__Provided records__.
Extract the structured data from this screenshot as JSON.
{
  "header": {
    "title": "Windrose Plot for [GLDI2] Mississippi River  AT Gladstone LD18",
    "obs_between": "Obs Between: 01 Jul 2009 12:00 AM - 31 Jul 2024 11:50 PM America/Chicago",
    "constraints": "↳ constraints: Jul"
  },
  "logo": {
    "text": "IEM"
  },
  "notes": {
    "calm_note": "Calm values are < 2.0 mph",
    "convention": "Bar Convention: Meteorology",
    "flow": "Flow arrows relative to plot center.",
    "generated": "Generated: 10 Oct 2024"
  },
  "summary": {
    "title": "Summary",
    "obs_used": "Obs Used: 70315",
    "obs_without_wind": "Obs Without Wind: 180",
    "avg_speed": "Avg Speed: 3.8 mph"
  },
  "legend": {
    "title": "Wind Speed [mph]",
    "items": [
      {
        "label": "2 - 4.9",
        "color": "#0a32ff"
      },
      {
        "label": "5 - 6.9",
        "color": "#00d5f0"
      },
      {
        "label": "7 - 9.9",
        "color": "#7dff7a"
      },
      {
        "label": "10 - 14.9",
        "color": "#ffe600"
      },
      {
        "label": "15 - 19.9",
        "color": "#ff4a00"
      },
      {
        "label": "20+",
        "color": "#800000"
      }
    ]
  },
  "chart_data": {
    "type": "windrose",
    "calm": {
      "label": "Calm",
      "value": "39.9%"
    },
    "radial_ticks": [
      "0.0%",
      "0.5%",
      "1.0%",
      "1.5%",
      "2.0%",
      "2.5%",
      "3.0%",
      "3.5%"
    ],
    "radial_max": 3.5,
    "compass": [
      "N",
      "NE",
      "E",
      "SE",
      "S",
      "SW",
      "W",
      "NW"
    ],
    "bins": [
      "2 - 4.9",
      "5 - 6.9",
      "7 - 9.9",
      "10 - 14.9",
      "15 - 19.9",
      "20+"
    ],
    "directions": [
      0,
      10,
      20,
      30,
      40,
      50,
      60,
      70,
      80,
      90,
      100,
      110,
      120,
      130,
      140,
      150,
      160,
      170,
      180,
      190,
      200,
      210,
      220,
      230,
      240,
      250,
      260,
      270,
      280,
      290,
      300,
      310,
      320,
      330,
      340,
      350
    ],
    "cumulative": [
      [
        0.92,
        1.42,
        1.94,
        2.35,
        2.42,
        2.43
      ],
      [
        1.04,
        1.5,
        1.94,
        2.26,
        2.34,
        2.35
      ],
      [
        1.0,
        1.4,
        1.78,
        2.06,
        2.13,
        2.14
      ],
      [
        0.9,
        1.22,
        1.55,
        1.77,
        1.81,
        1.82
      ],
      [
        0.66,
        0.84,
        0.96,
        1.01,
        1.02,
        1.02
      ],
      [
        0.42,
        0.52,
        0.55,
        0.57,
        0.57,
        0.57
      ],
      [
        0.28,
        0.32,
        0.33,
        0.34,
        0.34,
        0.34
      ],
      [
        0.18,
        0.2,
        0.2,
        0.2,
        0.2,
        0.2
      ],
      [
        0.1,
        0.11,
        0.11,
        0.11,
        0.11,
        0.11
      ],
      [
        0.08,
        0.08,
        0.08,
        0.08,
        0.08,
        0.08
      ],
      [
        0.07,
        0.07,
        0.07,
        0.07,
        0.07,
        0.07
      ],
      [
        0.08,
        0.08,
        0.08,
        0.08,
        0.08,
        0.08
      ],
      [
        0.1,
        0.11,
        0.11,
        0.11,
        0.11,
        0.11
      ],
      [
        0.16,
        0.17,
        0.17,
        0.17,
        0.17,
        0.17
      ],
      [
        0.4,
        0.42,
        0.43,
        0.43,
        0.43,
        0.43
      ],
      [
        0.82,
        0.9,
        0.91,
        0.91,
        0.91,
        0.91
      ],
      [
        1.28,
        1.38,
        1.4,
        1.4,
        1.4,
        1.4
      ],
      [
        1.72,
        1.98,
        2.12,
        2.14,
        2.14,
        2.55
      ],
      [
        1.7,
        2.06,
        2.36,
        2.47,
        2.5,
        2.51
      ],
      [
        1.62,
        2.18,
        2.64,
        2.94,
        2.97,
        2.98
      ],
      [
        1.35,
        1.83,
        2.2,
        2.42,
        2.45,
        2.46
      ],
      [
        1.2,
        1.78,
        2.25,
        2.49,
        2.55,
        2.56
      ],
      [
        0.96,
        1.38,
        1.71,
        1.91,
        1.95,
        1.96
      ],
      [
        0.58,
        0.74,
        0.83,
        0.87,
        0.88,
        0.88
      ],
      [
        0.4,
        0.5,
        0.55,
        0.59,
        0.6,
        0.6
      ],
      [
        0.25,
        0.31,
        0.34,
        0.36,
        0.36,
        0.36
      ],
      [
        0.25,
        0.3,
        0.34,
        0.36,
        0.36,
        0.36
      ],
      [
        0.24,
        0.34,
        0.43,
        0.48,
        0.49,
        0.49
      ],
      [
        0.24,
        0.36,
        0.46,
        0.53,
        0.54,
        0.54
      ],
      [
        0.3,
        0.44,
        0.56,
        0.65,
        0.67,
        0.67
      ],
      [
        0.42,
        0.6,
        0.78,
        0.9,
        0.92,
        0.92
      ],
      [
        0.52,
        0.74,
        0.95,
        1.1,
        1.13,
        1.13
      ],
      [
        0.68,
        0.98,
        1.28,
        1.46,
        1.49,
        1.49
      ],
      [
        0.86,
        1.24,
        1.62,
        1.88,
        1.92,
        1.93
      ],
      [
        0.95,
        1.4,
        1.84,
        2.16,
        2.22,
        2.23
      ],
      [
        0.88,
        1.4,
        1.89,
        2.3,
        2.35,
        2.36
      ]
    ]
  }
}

__Problem__.
Copy every record exactly, with nothing added or dropped.

__Finished task__.
Extract the structured data from this screenshot as JSON.
{
  "header": {
    "title": "Windrose Plot for [GLDI2] Mississippi River  AT Gladstone LD18",
    "obs_between": "Obs Between: 01 Jul 2009 12:00 AM - 31 Jul 2024 11:50 PM America/Chicago",
    "constraints": "↳ constraints: Jul"
  },
  "logo": {
    "text": "IEM"
  },
  "notes": {
    "calm_note": "Calm values are < 2.0 mph",
    "convention": "Bar Convention: Meteorology",
    "flow": "Flow arrows relative to plot center.",
    "generated": "Generated: 10 Oct 2024"
  },
  "summary": {
    "title": "Summary",
    "obs_used": "Obs Used: 70315",
    "obs_without_wind": "Obs Without Wind: 180",
    "avg_speed": "Avg Speed: 3.8 mph"
  },
  "legend": {
    "title": "Wind Speed [mph]",
    "items": [
      {
        "label": "2 - 4.9",
        "color": "#0a32ff"
      },
      {
        "label": "5 - 6.9",
        "color": "#00d5f0"
      },
      {
        "label": "7 - 9.9",
        "color": "#7dff7a"
      },
      {
        "label": "10 - 14.9",
        "color": "#ffe600"
      },
      {
        "label": "15 - 19.9",
        "color": "#ff4a00"
      },
      {
        "label": "20+",
        "color": "#800000"
      }
    ]
  },
  "chart_data": {
    "type": "windrose",
    "calm": {
      "label": "Calm",
      "value": "39.9%"
    },
    "radial_ticks": [
      "0.0%",
      "0.5%",
      "1.0%",
      "1.5%",
      "2.0%",
      "2.5%",
      "3.0%",
      "3.5%"
    ],
    "radial_max": 3.5,
    "compass": [
      "N",
      "NE",
      "E",
      "SE",
      "S",
      "SW",
      "W",
      "NW"
    ],
    "bins": [
      "2 - 4.9",
      "5 - 6.9",
      "7 - 9.9",
      "10 - 14.9",
      "15 - 19.9",
      "20+"
    ],
    "directions": [
      0,
      10,
      20,
      30,
      40,
      50,
      60,
      70,
      80,
      90,
      100,
      110,
      120,
      130,
      140,
      150,
      160,
      170,
      180,
      190,
      200,
      210,
      220,
      230,
      240,
      250,
      260,
      270,
      280,
      290,
      300,
      310,
      320,
      330,
      340,
      350
    ],
    "cumulative": [
      [
        0.92,
        1.42,
        1.94,
        2.35,
        2.42,
        2.43
      ],
      [
        1.04,
        1.5,
        1.94,
        2.26,
        2.34,
        2.35
      ],
      [
        1.0,
        1.4,
        1.78,
        2.06,
        2.13,
        2.14
      ],
      [
        0.9,
        1.22,
        1.55,
        1.77,
        1.81,
        1.82
      ],
      [
        0.66,
        0.84,
        0.96,
        1.01,
        1.02,
        1.02
      ],
      [
        0.42,
        0.52,
        0.55,
        0.57,
        0.57,
        0.57
      ],
      [
        0.28,
        0.32,
        0.33,
        0.34,
        0.34,
        0.34
      ],
      [
        0.18,
        0.2,
        0.2,
        0.2,
        0.2,
        0.2
      ],
      [
        0.1,
        0.11,
        0.11,
        0.11,
        0.11,
        0.11
      ],
      [
        0.08,
        0.08,
        0.08,
        0.08,
        0.08,
        0.08
      ],
      [
        0.07,
        0.07,
        0.07,
        0.07,
        0.07,
        0.07
      ],
      [
        0.08,
        0.08,
        0.08,
        0.08,
        0.08,
        0.08
      ],
      [
        0.1,
        0.11,
        0.11,
        0.11,
        0.11,
        0.11
      ],
      [
        0.16,
        0.17,
        0.17,
        0.17,
        0.17,
        0.17
      ],
      [
        0.4,
        0.42,
        0.43,
        0.43,
        0.43,
        0.43
      ],
      [
        0.82,
        0.9,
        0.91,
        0.91,
        0.91,
        0.91
      ],
      [
        1.28,
        1.38,
        1.4,
        1.4,
        1.4,
        1.4
      ],
      [
        1.72,
        1.98,
        2.12,
        2.14,
        2.14,
        2.55
      ],
      [
        1.7,
        2.06,
        2.36,
        2.47,
        2.5,
        2.51
      ],
      [
        1.62,
        2.18,
        2.64,
        2.94,
        2.97,
        2.98
      ],
      [
        1.35,
        1.83,
        2.2,
        2.42,
        2.45,
        2.46
      ],
      [
        1.2,
        1.78,
        2.25,
        2.49,
        2.55,
        2.56
      ],
      [
        0.96,
        1.38,
        1.71,
        1.91,
        1.95,
        1.96
      ],
      [
        0.58,
        0.74,
        0.83,
        0.87,
        0.88,
        0.88
      ],
      [
        0.4,
        0.5,
        0.55,
        0.59,
        0.6,
        0.6
      ],
      [
        0.25,
        0.31,
        0.34,
        0.36,
        0.36,
        0.36
      ],
      [
        0.25,
        0.3,
        0.34,
        0.36,
        0.36,
        0.36
      ],
      [
        0.24,
        0.34,
        0.43,
        0.48,
        0.49,
        0.49
      ],
      [
        0.24,
        0.36,
        0.46,
        0.53,
        0.54,
        0.54
      ],
      [
        0.3,
        0.44,
        0.56,
        0.65,
        0.67,
        0.67
      ],
      [
        0.42,
        0.6,
        0.78,
        0.9,
        0.92,
        0.92
      ],
      [
        0.52,
        0.74,
        0.95,
        1.1,
        1.13,
        1.13
      ],
      [
        0.68,
        0.98,
        1.28,
        1.46,
        1.49,
        1.49
      ],
      [
        0.86,
        1.24,
        1.62,
        1.88,
        1.92,
        1.93
      ],
      [
        0.95,
        1.4,
        1.84,
        2.16,
        2.22,
        2.23
      ],
      [
        0.88,
        1.4,
        1.89,
        2.3,
        2.35,
        2.36
      ]
    ]
  }
}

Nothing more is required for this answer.